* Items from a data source

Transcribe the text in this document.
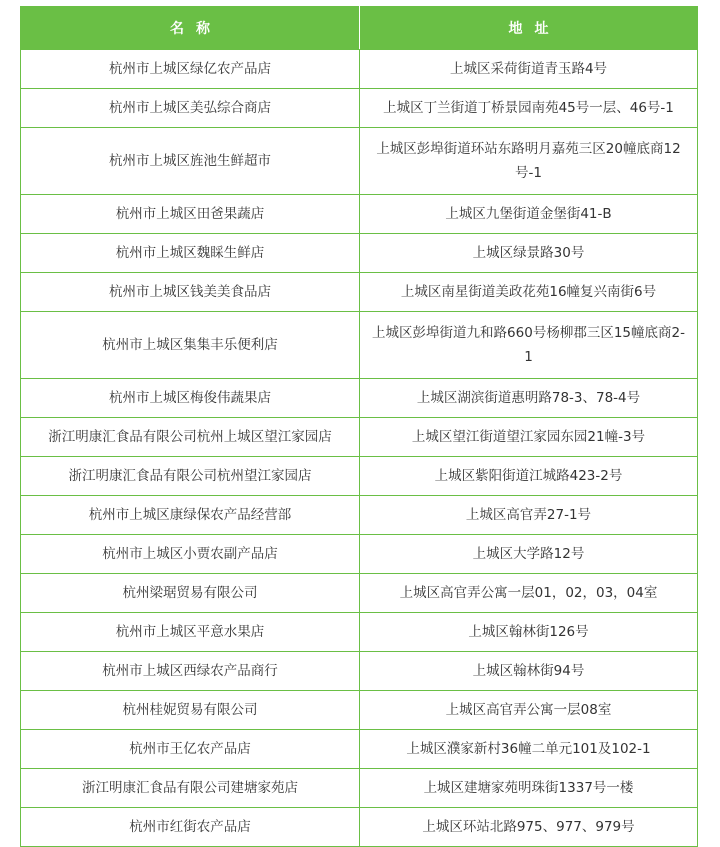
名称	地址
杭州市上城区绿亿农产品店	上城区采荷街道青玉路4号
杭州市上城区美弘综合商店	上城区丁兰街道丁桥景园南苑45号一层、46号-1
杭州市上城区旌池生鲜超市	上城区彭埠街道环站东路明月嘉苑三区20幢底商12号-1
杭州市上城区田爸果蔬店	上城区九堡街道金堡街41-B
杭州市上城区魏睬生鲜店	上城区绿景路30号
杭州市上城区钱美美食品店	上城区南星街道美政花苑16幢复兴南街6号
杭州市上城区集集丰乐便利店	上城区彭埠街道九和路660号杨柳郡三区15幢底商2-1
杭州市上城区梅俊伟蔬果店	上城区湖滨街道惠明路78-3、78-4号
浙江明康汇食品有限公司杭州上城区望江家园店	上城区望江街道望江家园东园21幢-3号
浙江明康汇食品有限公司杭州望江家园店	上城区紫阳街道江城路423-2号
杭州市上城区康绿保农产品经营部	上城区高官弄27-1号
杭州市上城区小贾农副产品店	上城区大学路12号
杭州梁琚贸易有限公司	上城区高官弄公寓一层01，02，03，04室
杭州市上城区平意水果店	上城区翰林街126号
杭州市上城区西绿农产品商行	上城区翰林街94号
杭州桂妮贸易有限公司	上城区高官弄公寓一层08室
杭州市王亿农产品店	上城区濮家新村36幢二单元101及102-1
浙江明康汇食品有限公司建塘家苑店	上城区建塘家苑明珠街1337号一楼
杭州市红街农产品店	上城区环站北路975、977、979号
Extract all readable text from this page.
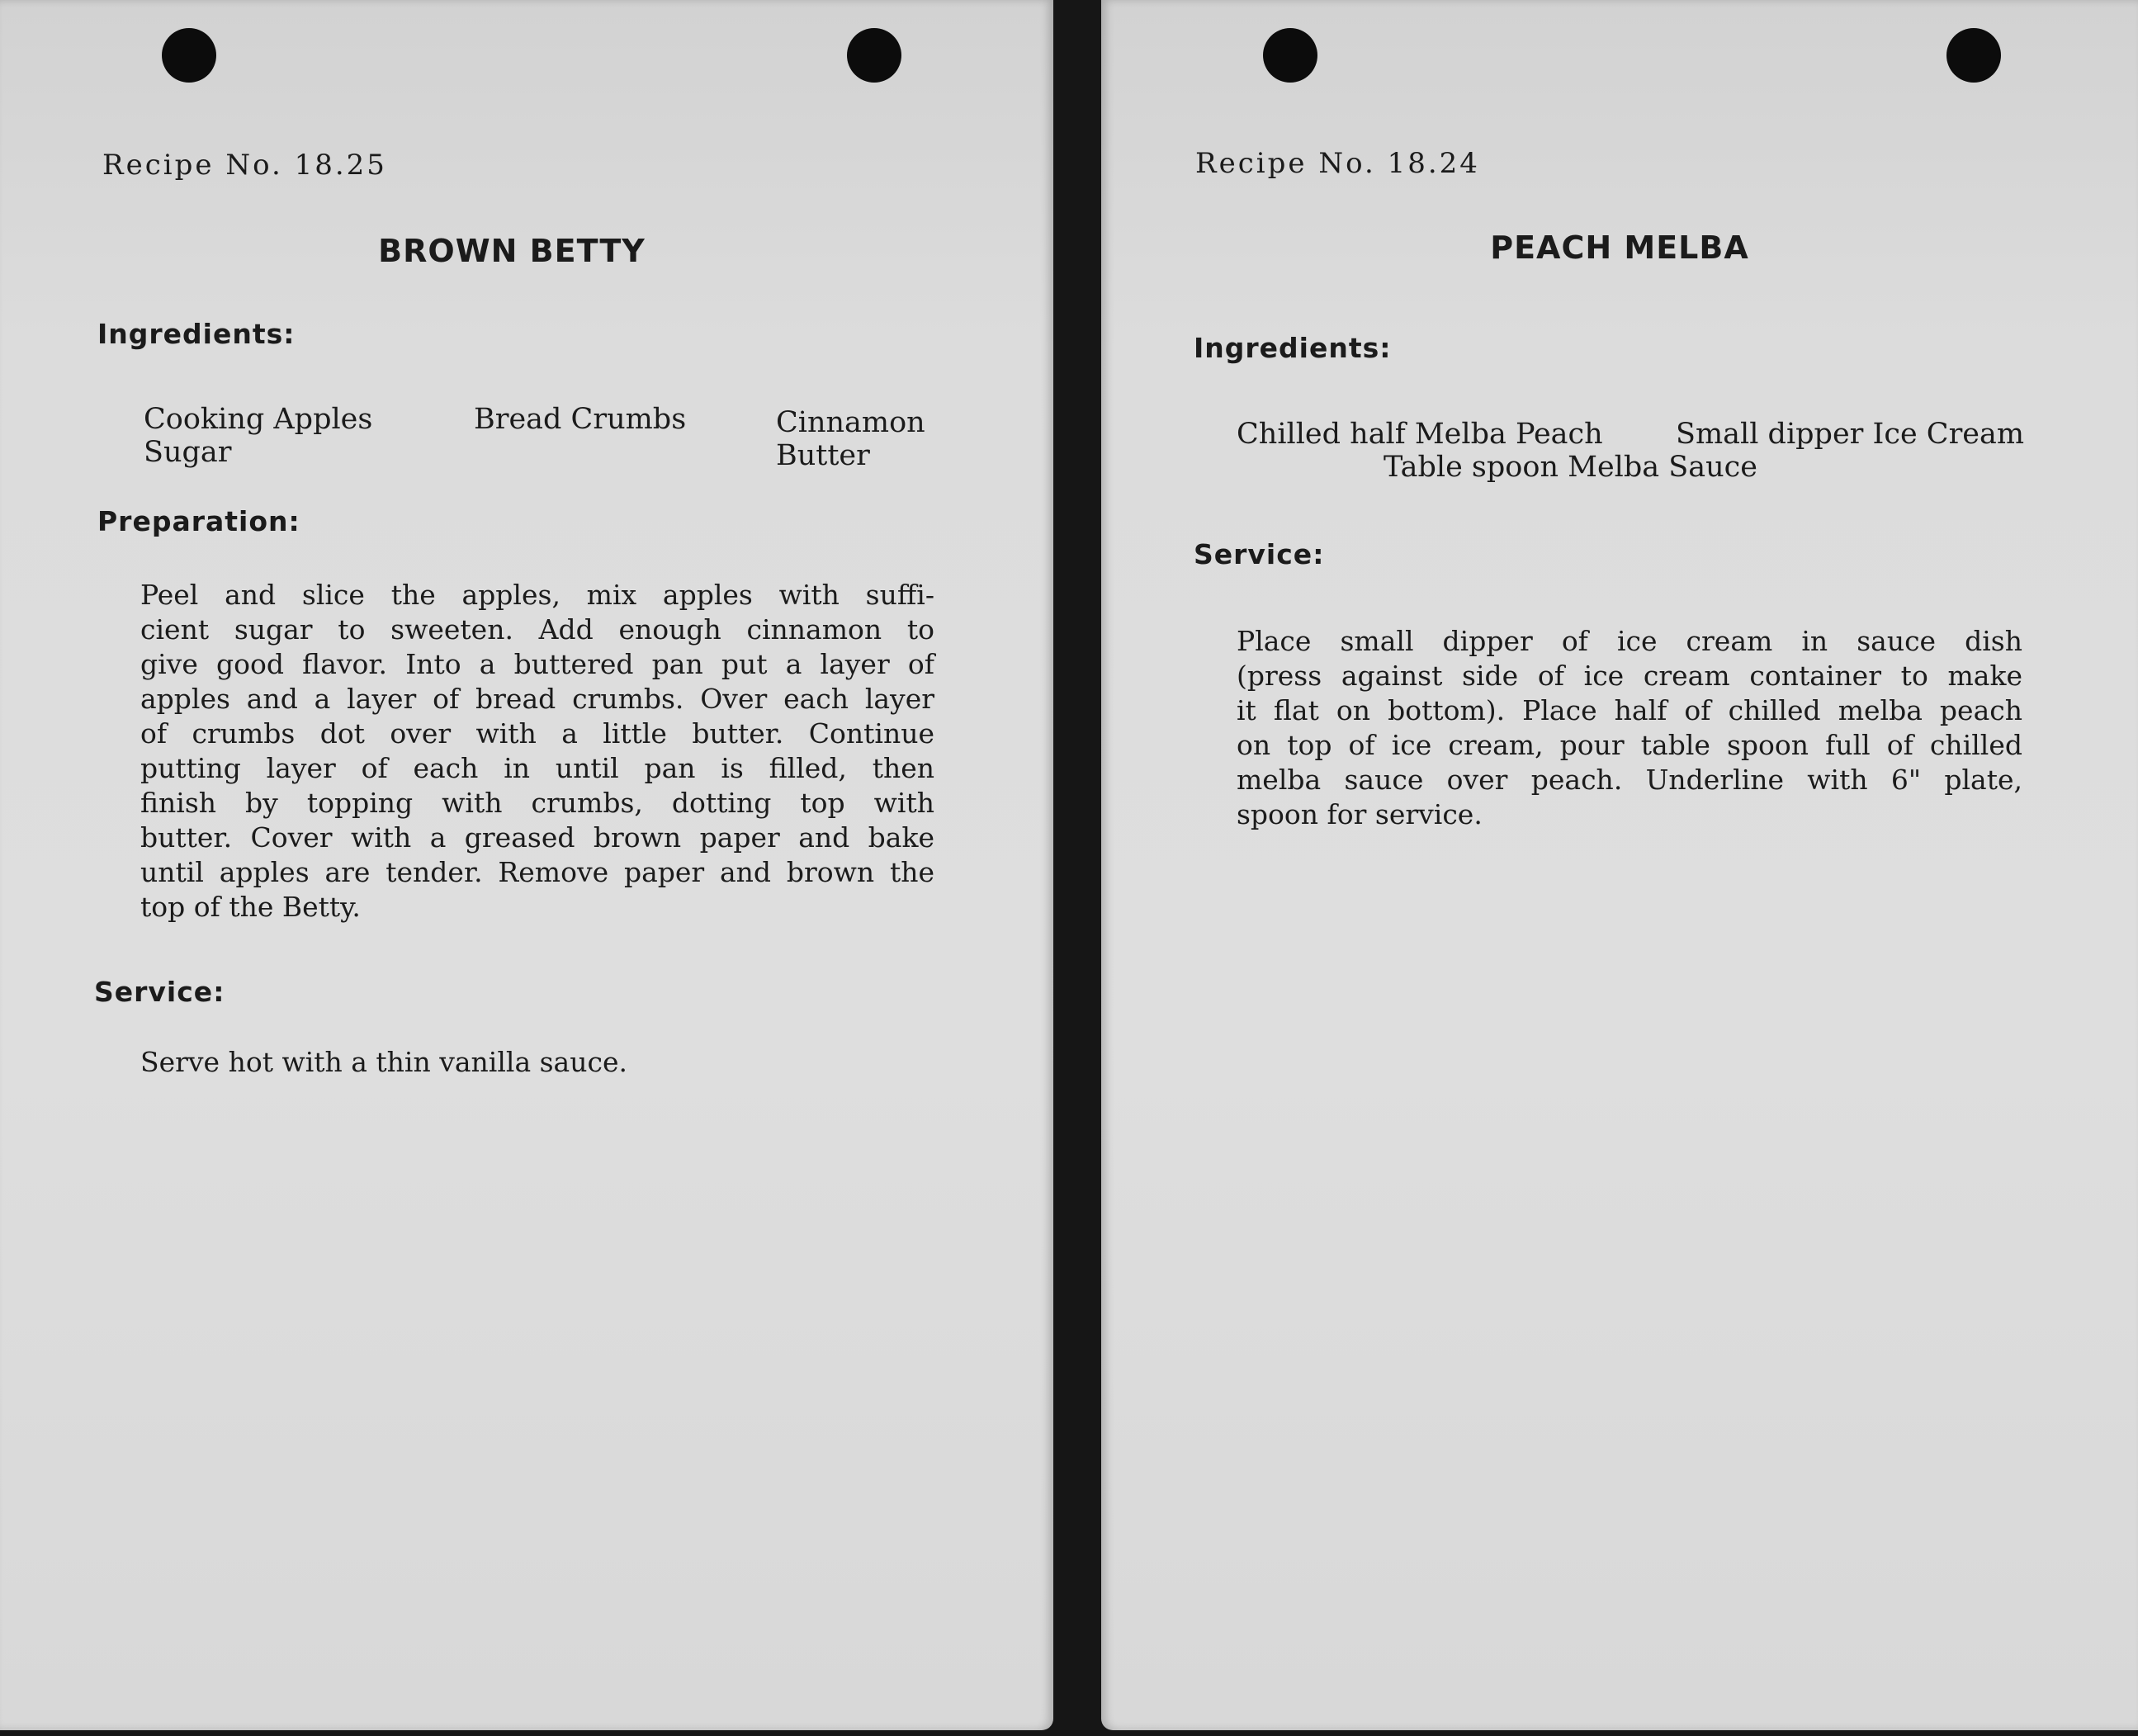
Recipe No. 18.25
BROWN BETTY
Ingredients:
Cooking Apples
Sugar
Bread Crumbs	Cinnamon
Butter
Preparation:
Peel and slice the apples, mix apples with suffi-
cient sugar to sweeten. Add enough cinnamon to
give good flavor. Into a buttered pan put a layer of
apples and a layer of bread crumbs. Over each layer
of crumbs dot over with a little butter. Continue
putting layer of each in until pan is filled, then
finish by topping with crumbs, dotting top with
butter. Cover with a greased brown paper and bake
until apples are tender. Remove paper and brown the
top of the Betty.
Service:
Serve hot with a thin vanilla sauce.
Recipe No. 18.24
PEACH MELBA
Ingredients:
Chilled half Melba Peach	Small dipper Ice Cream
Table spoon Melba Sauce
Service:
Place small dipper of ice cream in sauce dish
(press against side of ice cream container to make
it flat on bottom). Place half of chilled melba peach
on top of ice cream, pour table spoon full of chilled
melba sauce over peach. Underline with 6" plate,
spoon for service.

* Description of the task
Reproduce every line of the material precisely, omitting its pictures.

* Full response
Transcribe the text in this document.
名称	地址
杭州市上城区绿亿农产品店	上城区采荷街道青玉路4号
杭州市上城区美弘综合商店	上城区丁兰街道丁桥景园南苑45号一层、46号-1
杭州市上城区旌池生鲜超市	上城区彭埠街道环站东路明月嘉苑三区20幢底商12号-1
杭州市上城区田爸果蔬店	上城区九堡街道金堡街41-B
杭州市上城区魏睬生鲜店	上城区绿景路30号
杭州市上城区钱美美食品店	上城区南星街道美政花苑16幢复兴南街6号
杭州市上城区集集丰乐便利店	上城区彭埠街道九和路660号杨柳郡三区15幢底商2-1
杭州市上城区梅俊伟蔬果店	上城区湖滨街道惠明路78-3、78-4号
浙江明康汇食品有限公司杭州上城区望江家园店	上城区望江街道望江家园东园21幢-3号
浙江明康汇食品有限公司杭州望江家园店	上城区紫阳街道江城路423-2号
杭州市上城区康绿保农产品经营部	上城区高官弄27-1号
杭州市上城区小贾农副产品店	上城区大学路12号
杭州梁琚贸易有限公司	上城区高官弄公寓一层01，02，03，04室
杭州市上城区平意水果店	上城区翰林街126号
杭州市上城区西绿农产品商行	上城区翰林街94号
杭州桂妮贸易有限公司	上城区高官弄公寓一层08室
杭州市王亿农产品店	上城区濮家新村36幢二单元101及102-1
浙江明康汇食品有限公司建塘家苑店	上城区建塘家苑明珠街1337号一楼
杭州市红街农产品店	上城区环站北路975、977、979号
Extract all readable text from this page.
Recipe No. 18.25
BROWN BETTY
Ingredients:
Cooking Apples
Sugar
Bread Crumbs	Cinnamon
Butter
Preparation:
Peel and slice the apples, mix apples with suffi-
cient sugar to sweeten. Add enough cinnamon to
give good flavor. Into a buttered pan put a layer of
apples and a layer of bread crumbs. Over each layer
of crumbs dot over with a little butter. Continue
putting layer of each in until pan is filled, then
finish by topping with crumbs, dotting top with
butter. Cover with a greased brown paper and bake
until apples are tender. Remove paper and brown the
top of the Betty.
Service:
Serve hot with a thin vanilla sauce.
Recipe No. 18.24
PEACH MELBA
Ingredients:
Chilled half Melba Peach	Small dipper Ice Cream
Table spoon Melba Sauce
Service:
Place small dipper of ice cream in sauce dish
(press against side of ice cream container to make
it flat on bottom). Place half of chilled melba peach
on top of ice cream, pour table spoon full of chilled
melba sauce over peach. Underline with 6" plate,
spoon for service.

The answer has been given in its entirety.